[EXERCISE DATA]
★ ★ ★ ★ ★
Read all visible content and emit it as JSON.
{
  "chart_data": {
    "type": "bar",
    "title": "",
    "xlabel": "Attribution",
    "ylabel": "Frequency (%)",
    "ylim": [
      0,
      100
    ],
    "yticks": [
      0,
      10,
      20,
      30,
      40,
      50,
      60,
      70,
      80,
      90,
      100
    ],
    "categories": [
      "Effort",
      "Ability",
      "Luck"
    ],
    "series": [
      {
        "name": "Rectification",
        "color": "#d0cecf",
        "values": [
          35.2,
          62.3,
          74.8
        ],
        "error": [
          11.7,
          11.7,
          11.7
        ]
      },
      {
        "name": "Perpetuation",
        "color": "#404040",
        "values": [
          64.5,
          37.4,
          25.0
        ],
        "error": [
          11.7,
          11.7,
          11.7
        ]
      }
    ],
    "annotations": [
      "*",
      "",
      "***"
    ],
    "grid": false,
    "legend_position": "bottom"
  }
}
★ ★ ★ ★ ★
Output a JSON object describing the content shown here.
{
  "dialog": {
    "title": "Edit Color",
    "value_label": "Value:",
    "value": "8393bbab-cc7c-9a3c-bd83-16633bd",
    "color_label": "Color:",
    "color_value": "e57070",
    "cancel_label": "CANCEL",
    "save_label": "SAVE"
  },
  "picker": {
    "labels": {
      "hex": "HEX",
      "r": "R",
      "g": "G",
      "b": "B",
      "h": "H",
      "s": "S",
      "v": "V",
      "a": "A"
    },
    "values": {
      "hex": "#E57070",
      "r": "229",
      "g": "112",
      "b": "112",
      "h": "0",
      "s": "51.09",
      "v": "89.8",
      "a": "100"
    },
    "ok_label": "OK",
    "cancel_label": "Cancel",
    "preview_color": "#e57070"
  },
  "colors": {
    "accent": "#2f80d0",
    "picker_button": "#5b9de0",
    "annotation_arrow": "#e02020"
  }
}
★ ★ ★ ★ ★
[EXERCISE BRIEF] Pick out the lines that have the word "content". Copy them all.

[TASK OUTPUT]
Read all visible content and emit it as JSON.
Output a JSON object describing the content shown here.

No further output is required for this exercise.